=== TASK PROMPT ===
Reproduce the listing below verbatim.

(Entries from a dataset)
"""

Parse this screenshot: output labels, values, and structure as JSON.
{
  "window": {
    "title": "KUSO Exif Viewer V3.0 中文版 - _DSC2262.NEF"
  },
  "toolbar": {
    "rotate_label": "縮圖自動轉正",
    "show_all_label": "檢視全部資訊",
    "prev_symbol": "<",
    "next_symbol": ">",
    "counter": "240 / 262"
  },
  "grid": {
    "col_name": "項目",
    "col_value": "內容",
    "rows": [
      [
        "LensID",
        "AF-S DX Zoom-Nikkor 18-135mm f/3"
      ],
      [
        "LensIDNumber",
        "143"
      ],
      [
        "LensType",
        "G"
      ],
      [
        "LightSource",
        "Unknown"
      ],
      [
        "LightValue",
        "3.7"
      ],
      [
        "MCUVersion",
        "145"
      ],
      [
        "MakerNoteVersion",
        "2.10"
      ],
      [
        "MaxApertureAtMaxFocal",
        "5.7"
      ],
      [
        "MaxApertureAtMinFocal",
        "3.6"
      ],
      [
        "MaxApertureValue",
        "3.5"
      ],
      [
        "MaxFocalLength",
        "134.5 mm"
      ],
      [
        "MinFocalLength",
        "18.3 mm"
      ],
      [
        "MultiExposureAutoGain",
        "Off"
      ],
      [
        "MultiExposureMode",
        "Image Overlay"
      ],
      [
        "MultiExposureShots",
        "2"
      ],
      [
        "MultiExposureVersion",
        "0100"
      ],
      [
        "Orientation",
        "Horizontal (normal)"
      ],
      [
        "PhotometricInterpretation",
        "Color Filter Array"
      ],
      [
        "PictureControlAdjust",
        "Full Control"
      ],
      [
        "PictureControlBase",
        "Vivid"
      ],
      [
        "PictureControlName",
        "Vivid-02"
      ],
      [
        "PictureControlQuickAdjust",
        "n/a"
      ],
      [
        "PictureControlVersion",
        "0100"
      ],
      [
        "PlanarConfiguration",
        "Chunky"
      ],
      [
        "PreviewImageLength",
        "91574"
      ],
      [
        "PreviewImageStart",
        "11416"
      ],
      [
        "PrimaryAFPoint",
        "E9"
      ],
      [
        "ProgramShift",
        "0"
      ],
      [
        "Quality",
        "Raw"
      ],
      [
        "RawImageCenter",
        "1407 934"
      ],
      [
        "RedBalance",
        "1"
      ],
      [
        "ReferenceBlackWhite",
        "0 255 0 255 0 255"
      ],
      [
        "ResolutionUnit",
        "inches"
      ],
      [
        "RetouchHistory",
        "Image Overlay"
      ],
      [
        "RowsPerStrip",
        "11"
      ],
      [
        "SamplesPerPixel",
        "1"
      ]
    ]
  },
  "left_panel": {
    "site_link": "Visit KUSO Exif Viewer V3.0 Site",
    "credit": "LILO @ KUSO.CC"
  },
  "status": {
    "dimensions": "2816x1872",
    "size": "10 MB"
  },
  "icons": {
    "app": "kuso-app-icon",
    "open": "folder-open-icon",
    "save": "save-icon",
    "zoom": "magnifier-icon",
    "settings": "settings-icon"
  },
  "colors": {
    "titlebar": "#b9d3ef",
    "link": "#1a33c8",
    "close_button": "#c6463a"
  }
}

"""

=== RESULT BELOW ===
Parse this screenshot: output labels, values, and structure as JSON.
{
  "window": {
    "title": "KUSO Exif Viewer V3.0 中文版 - _DSC2262.NEF"
  },
  "toolbar": {
    "rotate_label": "縮圖自動轉正",
    "show_all_label": "檢視全部資訊",
    "prev_symbol": "<",
    "next_symbol": ">",
    "counter": "240 / 262"
  },
  "grid": {
    "col_name": "項目",
    "col_value": "內容",
    "rows": [
      [
        "LensID",
        "AF-S DX Zoom-Nikkor 18-135mm f/3"
      ],
      [
        "LensIDNumber",
        "143"
      ],
      [
        "LensType",
        "G"
      ],
      [
        "LightSource",
        "Unknown"
      ],
      [
        "LightValue",
        "3.7"
      ],
      [
        "MCUVersion",
        "145"
      ],
      [
        "MakerNoteVersion",
        "2.10"
      ],
      [
        "MaxApertureAtMaxFocal",
        "5.7"
      ],
      [
        "MaxApertureAtMinFocal",
        "3.6"
      ],
      [
        "MaxApertureValue",
        "3.5"
      ],
      [
        "MaxFocalLength",
        "134.5 mm"
      ],
      [
        "MinFocalLength",
        "18.3 mm"
      ],
      [
        "MultiExposureAutoGain",
        "Off"
      ],
      [
        "MultiExposureMode",
        "Image Overlay"
      ],
      [
        "MultiExposureShots",
        "2"
      ],
      [
        "MultiExposureVersion",
        "0100"
      ],
      [
        "Orientation",
        "Horizontal (normal)"
      ],
      [
        "PhotometricInterpretation",
        "Color Filter Array"
      ],
      [
        "PictureControlAdjust",
        "Full Control"
      ],
      [
        "PictureControlBase",
        "Vivid"
      ],
      [
        "PictureControlName",
        "Vivid-02"
      ],
      [
        "PictureControlQuickAdjust",
        "n/a"
      ],
      [
        "PictureControlVersion",
        "0100"
      ],
      [
        "PlanarConfiguration",
        "Chunky"
      ],
      [
        "PreviewImageLength",
        "91574"
      ],
      [
        "PreviewImageStart",
        "11416"
      ],
      [
        "PrimaryAFPoint",
        "E9"
      ],
      [
        "ProgramShift",
        "0"
      ],
      [
        "Quality",
        "Raw"
      ],
      [
        "RawImageCenter",
        "1407 934"
      ],
      [
        "RedBalance",
        "1"
      ],
      [
        "ReferenceBlackWhite",
        "0 255 0 255 0 255"
      ],
      [
        "ResolutionUnit",
        "inches"
      ],
      [
        "RetouchHistory",
        "Image Overlay"
      ],
      [
        "RowsPerStrip",
        "11"
      ],
      [
        "SamplesPerPixel",
        "1"
      ]
    ]
  },
  "left_panel": {
    "site_link": "Visit KUSO Exif Viewer V3.0 Site",
    "credit": "LILO @ KUSO.CC"
  },
  "status": {
    "dimensions": "2816x1872",
    "size": "10 MB"
  },
  "icons": {
    "app": "kuso-app-icon",
    "open": "folder-open-icon",
    "save": "save-icon",
    "zoom": "magnifier-icon",
    "settings": "settings-icon"
  },
  "colors": {
    "titlebar": "#b9d3ef",
    "link": "#1a33c8",
    "close_button": "#c6463a"
  }
}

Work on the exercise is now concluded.